Every line must be returned precisely as it is written.

(Stored records)
·····

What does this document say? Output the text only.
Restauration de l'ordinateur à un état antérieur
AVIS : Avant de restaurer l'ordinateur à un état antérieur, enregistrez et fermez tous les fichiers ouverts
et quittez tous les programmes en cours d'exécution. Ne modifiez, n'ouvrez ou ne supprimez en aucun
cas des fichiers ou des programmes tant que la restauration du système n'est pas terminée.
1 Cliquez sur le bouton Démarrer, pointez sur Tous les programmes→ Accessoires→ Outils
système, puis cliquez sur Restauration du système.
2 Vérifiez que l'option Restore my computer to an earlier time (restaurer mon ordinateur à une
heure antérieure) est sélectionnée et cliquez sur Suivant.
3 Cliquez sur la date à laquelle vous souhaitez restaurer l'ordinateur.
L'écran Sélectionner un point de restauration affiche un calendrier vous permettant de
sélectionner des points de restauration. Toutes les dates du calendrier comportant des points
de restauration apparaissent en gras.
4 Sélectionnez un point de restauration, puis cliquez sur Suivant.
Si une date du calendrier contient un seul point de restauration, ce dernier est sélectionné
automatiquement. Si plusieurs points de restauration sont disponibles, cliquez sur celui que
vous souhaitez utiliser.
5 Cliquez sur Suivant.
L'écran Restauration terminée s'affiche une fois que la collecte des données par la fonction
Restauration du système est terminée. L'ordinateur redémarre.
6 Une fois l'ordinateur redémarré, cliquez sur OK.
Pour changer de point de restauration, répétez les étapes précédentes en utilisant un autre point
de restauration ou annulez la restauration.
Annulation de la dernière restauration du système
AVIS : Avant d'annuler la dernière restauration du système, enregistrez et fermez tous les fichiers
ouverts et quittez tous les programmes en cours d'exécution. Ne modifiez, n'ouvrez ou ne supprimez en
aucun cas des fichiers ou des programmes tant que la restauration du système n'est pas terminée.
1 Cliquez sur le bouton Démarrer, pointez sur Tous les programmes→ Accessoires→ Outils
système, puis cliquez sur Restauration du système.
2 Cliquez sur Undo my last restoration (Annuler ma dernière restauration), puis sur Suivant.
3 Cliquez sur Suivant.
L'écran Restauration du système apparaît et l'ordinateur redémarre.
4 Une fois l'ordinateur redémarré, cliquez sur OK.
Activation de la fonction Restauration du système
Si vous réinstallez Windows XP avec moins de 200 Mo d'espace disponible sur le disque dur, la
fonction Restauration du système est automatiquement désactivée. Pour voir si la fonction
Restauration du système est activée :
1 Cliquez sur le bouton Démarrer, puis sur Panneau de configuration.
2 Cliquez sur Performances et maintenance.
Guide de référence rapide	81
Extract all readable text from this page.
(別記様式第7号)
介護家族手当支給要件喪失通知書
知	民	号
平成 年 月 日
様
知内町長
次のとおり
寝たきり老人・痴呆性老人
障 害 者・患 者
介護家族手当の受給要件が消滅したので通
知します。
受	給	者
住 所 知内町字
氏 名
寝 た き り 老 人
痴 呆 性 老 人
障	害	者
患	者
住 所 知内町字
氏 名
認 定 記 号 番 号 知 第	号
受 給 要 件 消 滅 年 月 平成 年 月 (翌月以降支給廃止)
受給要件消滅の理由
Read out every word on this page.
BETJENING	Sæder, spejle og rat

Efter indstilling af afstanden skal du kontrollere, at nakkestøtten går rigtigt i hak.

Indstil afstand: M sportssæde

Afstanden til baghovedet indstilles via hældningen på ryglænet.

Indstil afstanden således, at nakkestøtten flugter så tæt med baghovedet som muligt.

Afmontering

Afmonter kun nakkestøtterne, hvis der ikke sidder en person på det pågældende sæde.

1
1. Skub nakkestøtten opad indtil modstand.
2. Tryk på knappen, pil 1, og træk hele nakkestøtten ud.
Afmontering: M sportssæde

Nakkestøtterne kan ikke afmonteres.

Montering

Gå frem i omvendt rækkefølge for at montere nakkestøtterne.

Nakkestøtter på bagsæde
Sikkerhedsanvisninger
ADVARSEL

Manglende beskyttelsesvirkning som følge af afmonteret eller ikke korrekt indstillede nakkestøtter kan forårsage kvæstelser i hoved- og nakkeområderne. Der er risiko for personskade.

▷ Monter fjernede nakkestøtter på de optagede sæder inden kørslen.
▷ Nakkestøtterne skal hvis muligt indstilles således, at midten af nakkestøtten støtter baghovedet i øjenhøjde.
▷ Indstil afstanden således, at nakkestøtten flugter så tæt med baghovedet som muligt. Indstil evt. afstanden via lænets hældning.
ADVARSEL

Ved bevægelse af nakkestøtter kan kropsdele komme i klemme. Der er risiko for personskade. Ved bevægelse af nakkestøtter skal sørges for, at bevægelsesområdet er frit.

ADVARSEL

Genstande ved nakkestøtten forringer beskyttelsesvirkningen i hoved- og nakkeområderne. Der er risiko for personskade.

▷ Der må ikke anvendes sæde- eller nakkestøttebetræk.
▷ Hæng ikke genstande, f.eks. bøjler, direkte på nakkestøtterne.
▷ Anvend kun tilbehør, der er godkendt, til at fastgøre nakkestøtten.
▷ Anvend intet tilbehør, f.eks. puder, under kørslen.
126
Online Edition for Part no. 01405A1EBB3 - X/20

·····

• Output for this exercise:
What does this document say? Output the text only.
Restauration de l'ordinateur à un état antérieur
AVIS : Avant de restaurer l'ordinateur à un état antérieur, enregistrez et fermez tous les fichiers ouverts
et quittez tous les programmes en cours d'exécution. Ne modifiez, n'ouvrez ou ne supprimez en aucun
cas des fichiers ou des programmes tant que la restauration du système n'est pas terminée.
1 Cliquez sur le bouton Démarrer, pointez sur Tous les programmes→ Accessoires→ Outils
système, puis cliquez sur Restauration du système.
2 Vérifiez que l'option Restore my computer to an earlier time (restaurer mon ordinateur à une
heure antérieure) est sélectionnée et cliquez sur Suivant.
3 Cliquez sur la date à laquelle vous souhaitez restaurer l'ordinateur.
L'écran Sélectionner un point de restauration affiche un calendrier vous permettant de
sélectionner des points de restauration. Toutes les dates du calendrier comportant des points
de restauration apparaissent en gras.
4 Sélectionnez un point de restauration, puis cliquez sur Suivant.
Si une date du calendrier contient un seul point de restauration, ce dernier est sélectionné
automatiquement. Si plusieurs points de restauration sont disponibles, cliquez sur celui que
vous souhaitez utiliser.
5 Cliquez sur Suivant.
L'écran Restauration terminée s'affiche une fois que la collecte des données par la fonction
Restauration du système est terminée. L'ordinateur redémarre.
6 Une fois l'ordinateur redémarré, cliquez sur OK.
Pour changer de point de restauration, répétez les étapes précédentes en utilisant un autre point
de restauration ou annulez la restauration.
Annulation de la dernière restauration du système
AVIS : Avant d'annuler la dernière restauration du système, enregistrez et fermez tous les fichiers
ouverts et quittez tous les programmes en cours d'exécution. Ne modifiez, n'ouvrez ou ne supprimez en
aucun cas des fichiers ou des programmes tant que la restauration du système n'est pas terminée.
1 Cliquez sur le bouton Démarrer, pointez sur Tous les programmes→ Accessoires→ Outils
système, puis cliquez sur Restauration du système.
2 Cliquez sur Undo my last restoration (Annuler ma dernière restauration), puis sur Suivant.
3 Cliquez sur Suivant.
L'écran Restauration du système apparaît et l'ordinateur redémarre.
4 Une fois l'ordinateur redémarré, cliquez sur OK.
Activation de la fonction Restauration du système
Si vous réinstallez Windows XP avec moins de 200 Mo d'espace disponible sur le disque dur, la
fonction Restauration du système est automatiquement désactivée. Pour voir si la fonction
Restauration du système est activée :
1 Cliquez sur le bouton Démarrer, puis sur Panneau de configuration.
2 Cliquez sur Performances et maintenance.
Guide de référence rapide	81
Extract all readable text from this page.
(別記様式第7号)
介護家族手当支給要件喪失通知書
知	民	号
平成 年 月 日
様
知内町長
次のとおり
寝たきり老人・痴呆性老人
障 害 者・患 者
介護家族手当の受給要件が消滅したので通
知します。
受	給	者
住 所 知内町字
氏 名
寝 た き り 老 人
痴 呆 性 老 人
障	害	者
患	者
住 所 知内町字
氏 名
認 定 記 号 番 号 知 第	号
受 給 要 件 消 滅 年 月 平成 年 月 (翌月以降支給廃止)
受給要件消滅の理由
Read out every word on this page.
BETJENING	Sæder, spejle og rat

Efter indstilling af afstanden skal du kontrollere, at nakkestøtten går rigtigt i hak.

Indstil afstand: M sportssæde

Afstanden til baghovedet indstilles via hældningen på ryglænet.

Indstil afstanden således, at nakkestøtten flugter så tæt med baghovedet som muligt.

Afmontering

Afmonter kun nakkestøtterne, hvis der ikke sidder en person på det pågældende sæde.

1
1. Skub nakkestøtten opad indtil modstand.
2. Tryk på knappen, pil 1, og træk hele nakkestøtten ud.
Afmontering: M sportssæde

Nakkestøtterne kan ikke afmonteres.

Montering

Gå frem i omvendt rækkefølge for at montere nakkestøtterne.

Nakkestøtter på bagsæde
Sikkerhedsanvisninger
ADVARSEL

Manglende beskyttelsesvirkning som følge af afmonteret eller ikke korrekt indstillede nakkestøtter kan forårsage kvæstelser i hoved- og nakkeområderne. Der er risiko for personskade.

▷ Monter fjernede nakkestøtter på de optagede sæder inden kørslen.
▷ Nakkestøtterne skal hvis muligt indstilles således, at midten af nakkestøtten støtter baghovedet i øjenhøjde.
▷ Indstil afstanden således, at nakkestøtten flugter så tæt med baghovedet som muligt. Indstil evt. afstanden via lænets hældning.
ADVARSEL

Ved bevægelse af nakkestøtter kan kropsdele komme i klemme. Der er risiko for personskade. Ved bevægelse af nakkestøtter skal sørges for, at bevægelsesområdet er frit.

ADVARSEL

Genstande ved nakkestøtten forringer beskyttelsesvirkningen i hoved- og nakkeområderne. Der er risiko for personskade.

▷ Der må ikke anvendes sæde- eller nakkestøttebetræk.
▷ Hæng ikke genstande, f.eks. bøjler, direkte på nakkestøtterne.
▷ Anvend kun tilbehør, der er godkendt, til at fastgøre nakkestøtten.
▷ Anvend intet tilbehør, f.eks. puder, under kørslen.
126
Online Edition for Part no. 01405A1EBB3 - X/20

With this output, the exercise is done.